# Brief:
List each line in which the string "Ludhiana" appears.

# Record list:

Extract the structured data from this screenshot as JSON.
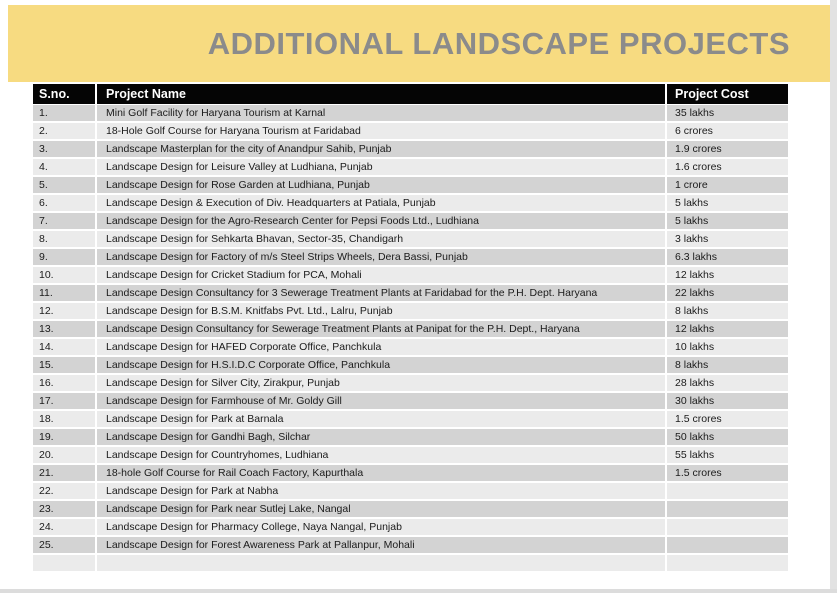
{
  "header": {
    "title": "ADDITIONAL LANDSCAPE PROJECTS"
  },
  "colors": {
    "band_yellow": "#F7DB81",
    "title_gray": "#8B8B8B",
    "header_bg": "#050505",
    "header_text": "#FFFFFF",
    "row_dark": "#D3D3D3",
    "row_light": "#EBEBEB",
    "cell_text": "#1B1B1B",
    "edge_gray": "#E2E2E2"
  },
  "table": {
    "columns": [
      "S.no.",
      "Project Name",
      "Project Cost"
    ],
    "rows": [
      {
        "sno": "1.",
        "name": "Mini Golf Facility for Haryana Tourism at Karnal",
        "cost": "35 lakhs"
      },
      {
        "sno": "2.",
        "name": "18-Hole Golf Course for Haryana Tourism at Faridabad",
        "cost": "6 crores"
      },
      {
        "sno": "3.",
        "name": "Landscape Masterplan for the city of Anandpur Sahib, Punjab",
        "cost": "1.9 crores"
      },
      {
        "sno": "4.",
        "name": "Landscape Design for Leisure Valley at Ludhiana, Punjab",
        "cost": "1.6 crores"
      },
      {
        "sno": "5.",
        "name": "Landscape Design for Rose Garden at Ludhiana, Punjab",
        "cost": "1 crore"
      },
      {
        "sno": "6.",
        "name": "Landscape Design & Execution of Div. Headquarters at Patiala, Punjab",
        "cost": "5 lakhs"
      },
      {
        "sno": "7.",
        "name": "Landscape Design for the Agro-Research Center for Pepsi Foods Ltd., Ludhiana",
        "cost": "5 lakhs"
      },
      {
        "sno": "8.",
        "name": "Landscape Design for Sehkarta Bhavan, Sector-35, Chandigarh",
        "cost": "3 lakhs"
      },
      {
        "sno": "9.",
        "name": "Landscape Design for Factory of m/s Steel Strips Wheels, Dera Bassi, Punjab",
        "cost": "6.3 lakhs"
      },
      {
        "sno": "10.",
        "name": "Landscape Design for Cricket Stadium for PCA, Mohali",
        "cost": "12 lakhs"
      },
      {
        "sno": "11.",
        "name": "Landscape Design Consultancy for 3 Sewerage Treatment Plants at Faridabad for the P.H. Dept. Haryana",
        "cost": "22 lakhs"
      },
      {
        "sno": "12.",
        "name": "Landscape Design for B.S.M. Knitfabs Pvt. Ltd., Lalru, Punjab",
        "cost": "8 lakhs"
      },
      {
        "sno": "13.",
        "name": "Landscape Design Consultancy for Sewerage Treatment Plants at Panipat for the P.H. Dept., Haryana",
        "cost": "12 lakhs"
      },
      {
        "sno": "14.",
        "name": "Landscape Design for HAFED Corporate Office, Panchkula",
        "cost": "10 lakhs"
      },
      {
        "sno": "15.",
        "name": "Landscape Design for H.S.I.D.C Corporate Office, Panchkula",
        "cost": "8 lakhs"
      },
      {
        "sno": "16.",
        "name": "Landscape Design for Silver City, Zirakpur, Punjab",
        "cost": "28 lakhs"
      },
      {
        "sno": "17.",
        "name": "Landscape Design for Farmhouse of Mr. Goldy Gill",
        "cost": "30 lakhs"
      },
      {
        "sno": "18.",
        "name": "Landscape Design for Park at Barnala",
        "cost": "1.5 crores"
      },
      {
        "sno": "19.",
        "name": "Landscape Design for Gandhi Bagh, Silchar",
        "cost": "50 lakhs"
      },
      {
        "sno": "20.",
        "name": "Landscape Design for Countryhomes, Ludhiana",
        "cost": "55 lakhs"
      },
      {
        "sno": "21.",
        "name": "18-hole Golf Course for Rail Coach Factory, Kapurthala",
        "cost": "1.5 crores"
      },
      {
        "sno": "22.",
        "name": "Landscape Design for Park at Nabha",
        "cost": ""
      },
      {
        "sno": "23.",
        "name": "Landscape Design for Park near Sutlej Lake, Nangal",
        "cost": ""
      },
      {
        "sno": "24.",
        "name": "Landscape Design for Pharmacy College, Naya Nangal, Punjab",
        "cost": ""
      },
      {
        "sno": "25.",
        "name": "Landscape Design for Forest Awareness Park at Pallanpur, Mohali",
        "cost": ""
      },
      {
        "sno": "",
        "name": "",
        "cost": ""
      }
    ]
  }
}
--
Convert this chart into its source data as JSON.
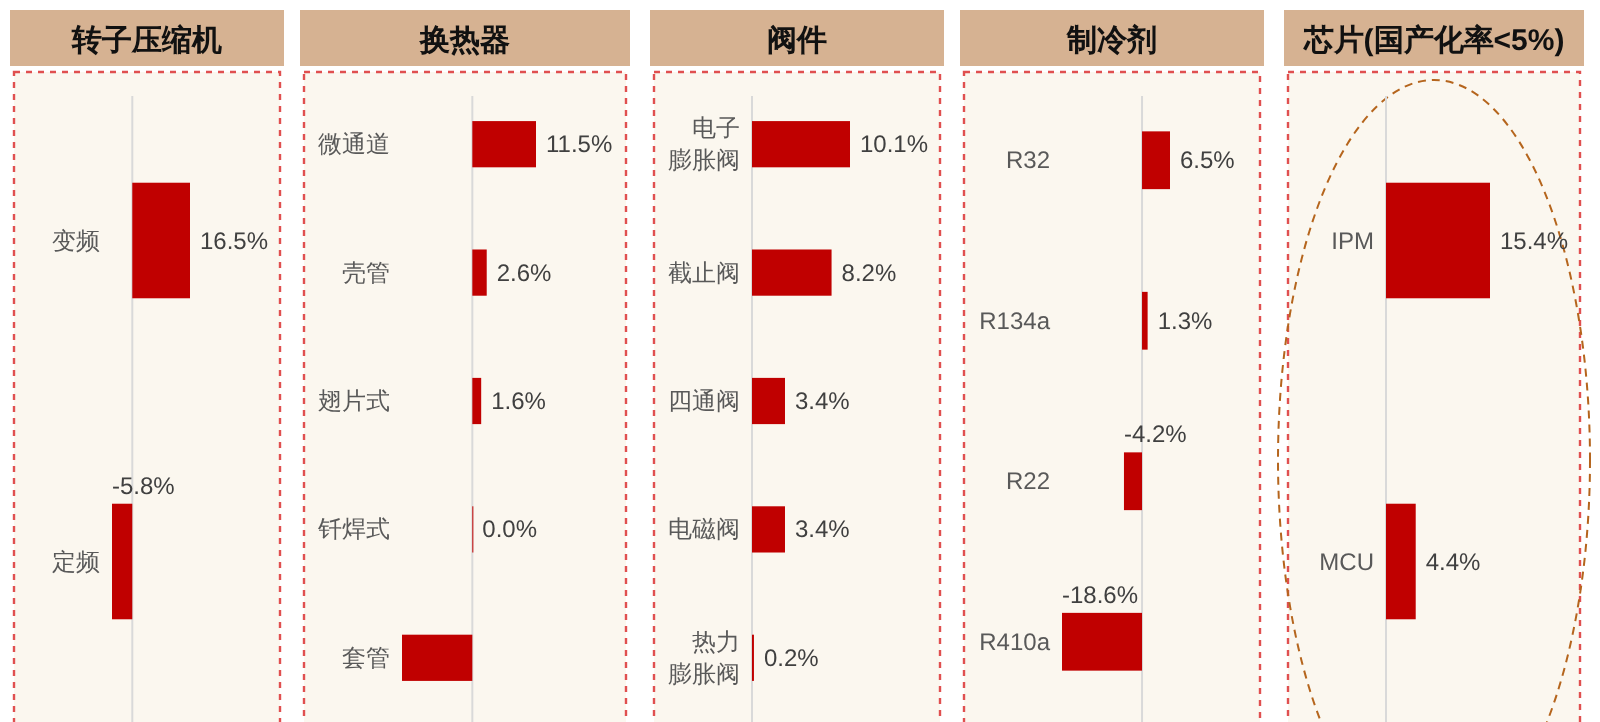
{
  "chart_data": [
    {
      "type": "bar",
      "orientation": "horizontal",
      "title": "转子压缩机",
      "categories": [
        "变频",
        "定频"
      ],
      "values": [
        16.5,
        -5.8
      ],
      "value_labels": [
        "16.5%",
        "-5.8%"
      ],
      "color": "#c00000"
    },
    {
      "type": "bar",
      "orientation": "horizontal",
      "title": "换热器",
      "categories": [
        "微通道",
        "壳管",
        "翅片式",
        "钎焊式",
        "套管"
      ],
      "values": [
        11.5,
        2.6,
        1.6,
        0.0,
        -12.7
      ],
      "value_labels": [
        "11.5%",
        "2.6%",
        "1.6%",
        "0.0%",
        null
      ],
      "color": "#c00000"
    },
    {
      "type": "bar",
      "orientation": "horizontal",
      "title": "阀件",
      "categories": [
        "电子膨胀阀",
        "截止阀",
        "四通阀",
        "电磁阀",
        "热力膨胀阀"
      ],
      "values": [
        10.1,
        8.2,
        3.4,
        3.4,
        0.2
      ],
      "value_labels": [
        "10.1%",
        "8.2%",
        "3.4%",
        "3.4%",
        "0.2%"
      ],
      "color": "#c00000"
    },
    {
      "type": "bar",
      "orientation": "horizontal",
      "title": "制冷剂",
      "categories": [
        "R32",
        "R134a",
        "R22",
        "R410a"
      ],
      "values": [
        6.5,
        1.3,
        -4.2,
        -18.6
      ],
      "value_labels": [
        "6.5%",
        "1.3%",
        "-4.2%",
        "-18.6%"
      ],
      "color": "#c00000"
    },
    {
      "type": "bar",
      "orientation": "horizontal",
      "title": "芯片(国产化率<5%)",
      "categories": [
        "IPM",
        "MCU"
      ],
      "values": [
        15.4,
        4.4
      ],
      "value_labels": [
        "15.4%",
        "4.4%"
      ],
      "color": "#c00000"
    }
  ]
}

# Full answer:
        "name": "Landscape Design for Leisure Valley at Ludhiana, Punjab",
        "name": "Landscape Design for Rose Garden at Ludhiana, Punjab",
        "name": "Landscape Design for the Agro-Research Center for Pepsi Foods Ltd., Ludhiana",
        "name": "Landscape Design for Countryhomes, Ludhiana",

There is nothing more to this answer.